■ DESCRIPTION OF THE TASK: Reading down the listing below, count the lines where the word "caclouderp" shows up, then give only that count.

━━━━━━━━━━━━━━━━━━━━━━━━━━━━━━

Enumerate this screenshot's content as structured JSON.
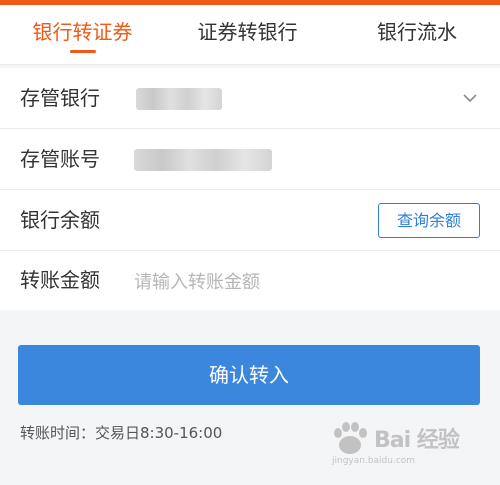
{
  "tabs": [
    {
      "label": "银行转证券",
      "active": true
    },
    {
      "label": "证券转银行",
      "active": false
    },
    {
      "label": "银行流水",
      "active": false
    }
  ],
  "form": {
    "bank_label": "存管银行",
    "account_label": "存管账号",
    "balance_label": "银行余额",
    "query_balance_label": "查询余额",
    "amount_label": "转账金额",
    "amount_placeholder": "请输入转账金额",
    "amount_value": ""
  },
  "confirm_label": "确认转入",
  "hint": "转账时间：交易日8:30-16:00",
  "watermark": {
    "text": "Bai 经验",
    "url": "jingyan.baidu.com"
  },
  "colors": {
    "accent": "#f05a14",
    "primary": "#3a87dd",
    "link": "#2f7fd5"
  },
  "icons": [
    "chevron-down-icon",
    "baidu-paw-icon"
  ]
}
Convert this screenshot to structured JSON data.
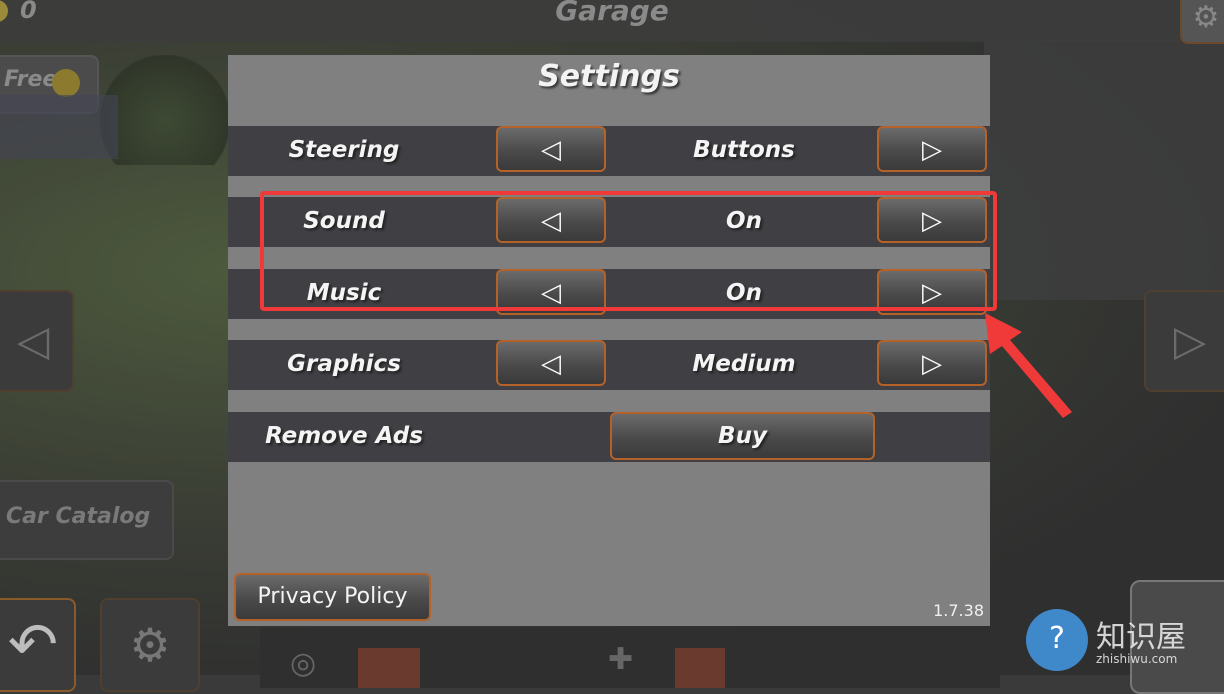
{
  "header": {
    "title": "Garage",
    "coins": "0"
  },
  "left": {
    "free_label": "Free",
    "car_catalog_label": "Car Catalog"
  },
  "settings": {
    "title": "Settings",
    "rows": [
      {
        "label": "Steering",
        "value": "Buttons"
      },
      {
        "label": "Sound",
        "value": "On"
      },
      {
        "label": "Music",
        "value": "On"
      },
      {
        "label": "Graphics",
        "value": "Medium"
      }
    ],
    "remove_ads_label": "Remove Ads",
    "buy_label": "Buy",
    "privacy_label": "Privacy Policy",
    "version": "1.7.38"
  },
  "icons": {
    "left_arrow": "◁",
    "right_arrow": "▷",
    "gear": "gear-icon",
    "back": "back-arrow-icon",
    "tire": "tire-icon"
  },
  "annotation": {
    "highlight_color": "#f03a3a"
  },
  "watermark": {
    "text": "知识屋",
    "sub": "zhishiwu.com"
  }
}
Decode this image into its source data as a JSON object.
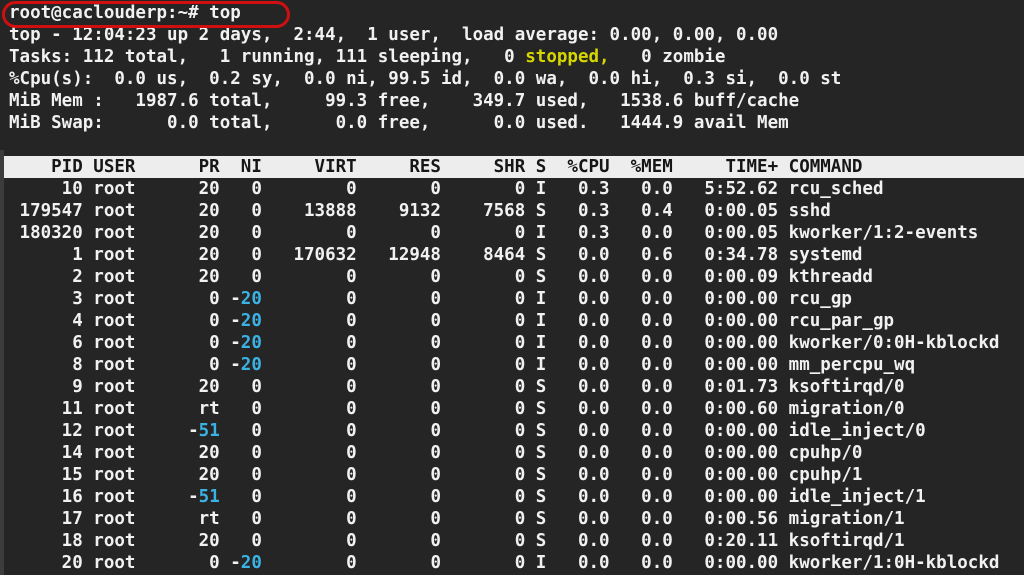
{
  "terminal": {
    "prompt": "root@caclouderp:~# top",
    "summary_lines": [
      [
        {
          "text": "top - 12:04:23 up 2 days,  2:44,  1 user,  load average: 0.00, 0.00, 0.00"
        }
      ],
      [
        {
          "text": "Tasks: 112 total,   1 running, 111 sleeping,   0 "
        },
        {
          "text": "stopped,",
          "color": "yellow"
        },
        {
          "text": "   0 zombie"
        }
      ],
      [
        {
          "text": "%Cpu(s):  0.0 us,  0.2 sy,  0.0 ni, 99.5 id,  0.0 wa,  0.0 hi,  0.3 si,  0.0 st"
        }
      ],
      [
        {
          "text": "MiB Mem :   1987.6 total,     99.3 free,    349.7 used,   1538.6 buff/cache"
        }
      ],
      [
        {
          "text": "MiB Swap:      0.0 total,      0.0 free,      0.0 used.   1444.9 avail Mem"
        }
      ]
    ],
    "process_table": {
      "columns": [
        "PID",
        "USER",
        "PR",
        "NI",
        "VIRT",
        "RES",
        "SHR",
        "S",
        "%CPU",
        "%MEM",
        "TIME+",
        "COMMAND"
      ],
      "rows": [
        [
          "10",
          "root",
          "20",
          "0",
          "0",
          "0",
          "0",
          "I",
          "0.3",
          "0.0",
          "5:52.62",
          "rcu_sched"
        ],
        [
          "179547",
          "root",
          "20",
          "0",
          "13888",
          "9132",
          "7568",
          "S",
          "0.3",
          "0.4",
          "0:00.05",
          "sshd"
        ],
        [
          "180320",
          "root",
          "20",
          "0",
          "0",
          "0",
          "0",
          "I",
          "0.3",
          "0.0",
          "0:00.05",
          "kworker/1:2-events"
        ],
        [
          "1",
          "root",
          "20",
          "0",
          "170632",
          "12948",
          "8464",
          "S",
          "0.0",
          "0.6",
          "0:34.78",
          "systemd"
        ],
        [
          "2",
          "root",
          "20",
          "0",
          "0",
          "0",
          "0",
          "S",
          "0.0",
          "0.0",
          "0:00.09",
          "kthreadd"
        ],
        [
          "3",
          "root",
          "0",
          "-20",
          "0",
          "0",
          "0",
          "I",
          "0.0",
          "0.0",
          "0:00.00",
          "rcu_gp"
        ],
        [
          "4",
          "root",
          "0",
          "-20",
          "0",
          "0",
          "0",
          "I",
          "0.0",
          "0.0",
          "0:00.00",
          "rcu_par_gp"
        ],
        [
          "6",
          "root",
          "0",
          "-20",
          "0",
          "0",
          "0",
          "I",
          "0.0",
          "0.0",
          "0:00.00",
          "kworker/0:0H-kblockd"
        ],
        [
          "8",
          "root",
          "0",
          "-20",
          "0",
          "0",
          "0",
          "I",
          "0.0",
          "0.0",
          "0:00.00",
          "mm_percpu_wq"
        ],
        [
          "9",
          "root",
          "20",
          "0",
          "0",
          "0",
          "0",
          "S",
          "0.0",
          "0.0",
          "0:01.73",
          "ksoftirqd/0"
        ],
        [
          "11",
          "root",
          "rt",
          "0",
          "0",
          "0",
          "0",
          "S",
          "0.0",
          "0.0",
          "0:00.60",
          "migration/0"
        ],
        [
          "12",
          "root",
          "-51",
          "0",
          "0",
          "0",
          "0",
          "S",
          "0.0",
          "0.0",
          "0:00.00",
          "idle_inject/0"
        ],
        [
          "14",
          "root",
          "20",
          "0",
          "0",
          "0",
          "0",
          "S",
          "0.0",
          "0.0",
          "0:00.00",
          "cpuhp/0"
        ],
        [
          "15",
          "root",
          "20",
          "0",
          "0",
          "0",
          "0",
          "S",
          "0.0",
          "0.0",
          "0:00.00",
          "cpuhp/1"
        ],
        [
          "16",
          "root",
          "-51",
          "0",
          "0",
          "0",
          "0",
          "S",
          "0.0",
          "0.0",
          "0:00.00",
          "idle_inject/1"
        ],
        [
          "17",
          "root",
          "rt",
          "0",
          "0",
          "0",
          "0",
          "S",
          "0.0",
          "0.0",
          "0:00.56",
          "migration/1"
        ],
        [
          "18",
          "root",
          "20",
          "0",
          "0",
          "0",
          "0",
          "S",
          "0.0",
          "0.0",
          "0:20.11",
          "ksoftirqd/1"
        ],
        [
          "20",
          "root",
          "0",
          "-20",
          "0",
          "0",
          "0",
          "I",
          "0.0",
          "0.0",
          "0:00.00",
          "kworker/1:0H-kblockd"
        ]
      ]
    }
  },
  "annotation": {
    "type": "red-oval",
    "around": "root@caclouderp:~# top",
    "color": "#d01010"
  },
  "colors": {
    "background": "#252525",
    "foreground": "#f1f1f1",
    "stopped_yellow": "#d7d700",
    "negative_nice_cyan": "#3cb1e3",
    "table_header_background": "#ededed",
    "table_header_text": "#161616",
    "annotation_red": "#d01010"
  }
}
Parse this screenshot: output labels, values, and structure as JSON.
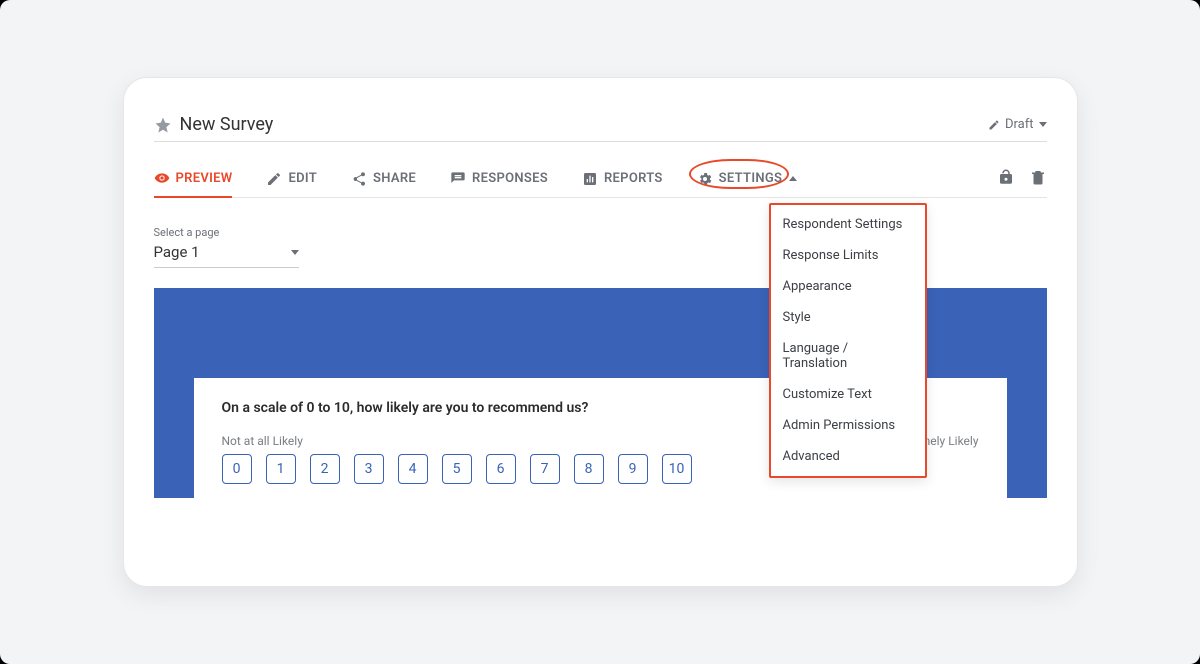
{
  "header": {
    "survey_title": "New Survey",
    "status_label": "Draft"
  },
  "tabs": {
    "preview": "PREVIEW",
    "edit": "EDIT",
    "share": "SHARE",
    "responses": "RESPONSES",
    "reports": "REPORTS",
    "settings": "SETTINGS"
  },
  "settings_menu": {
    "items": [
      "Respondent Settings",
      "Response Limits",
      "Appearance",
      "Style",
      "Language / Translation",
      "Customize Text",
      "Admin Permissions",
      "Advanced"
    ]
  },
  "page_selector": {
    "label": "Select a page",
    "value": "Page 1"
  },
  "question": {
    "text": "On a scale of 0 to 10, how likely are you to recommend us?",
    "low_label": "Not at all Likely",
    "high_label": "Extremely Likely",
    "options": [
      "0",
      "1",
      "2",
      "3",
      "4",
      "5",
      "6",
      "7",
      "8",
      "9",
      "10"
    ]
  }
}
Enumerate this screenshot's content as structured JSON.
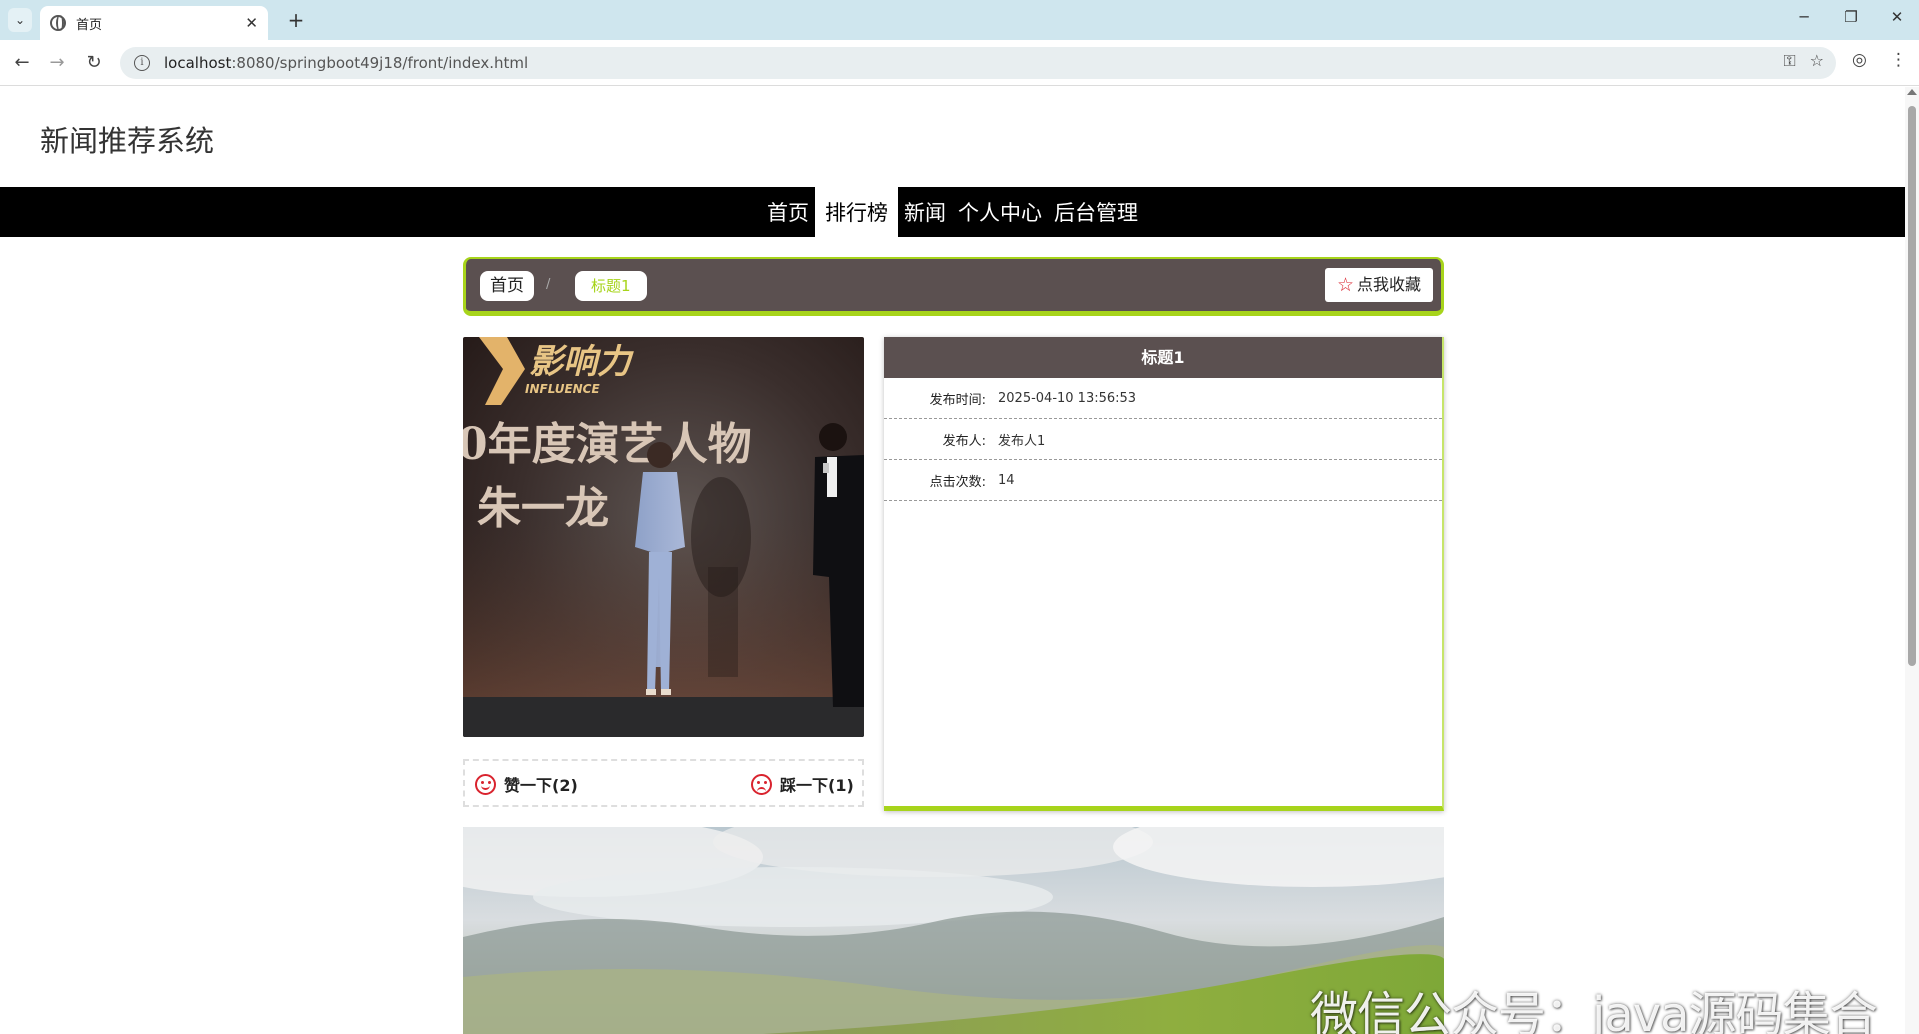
{
  "browser": {
    "tab_title": "首页",
    "url_host": "localhost",
    "url_path": ":8080/springboot49j18/front/index.html"
  },
  "site": {
    "title": "新闻推荐系统"
  },
  "nav": {
    "items": [
      "首页",
      "排行榜",
      "新闻",
      "个人中心",
      "后台管理"
    ],
    "active": "排行榜"
  },
  "breadcrumb": {
    "home": "首页",
    "separator": "/",
    "current": "标题1",
    "favorite_label": "点我收藏"
  },
  "news_image": {
    "banner_text": "影响力",
    "banner_subtext": "INFLUENCE",
    "stage_text_1": "0年度演艺人物",
    "stage_text_2": "朱一龙"
  },
  "votes": {
    "like_label": "赞一下(2)",
    "dislike_label": "踩一下(1)"
  },
  "detail": {
    "title": "标题1",
    "rows": [
      {
        "label": "发布时间:",
        "value": "2025-04-10 13:56:53"
      },
      {
        "label": "发布人:",
        "value": "发布人1"
      },
      {
        "label": "点击次数:",
        "value": "14"
      }
    ]
  },
  "watermark": "微信公众号：java源码集合",
  "colors": {
    "accent": "#a7d41b",
    "panel_dark": "#5b5050",
    "nav_bg": "#000000",
    "icon_red": "#d9232e"
  }
}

━━━━━━━━━━━━━━━━━━━━━━━━━━━━━━

■ EXERCISE OUTPUT: 2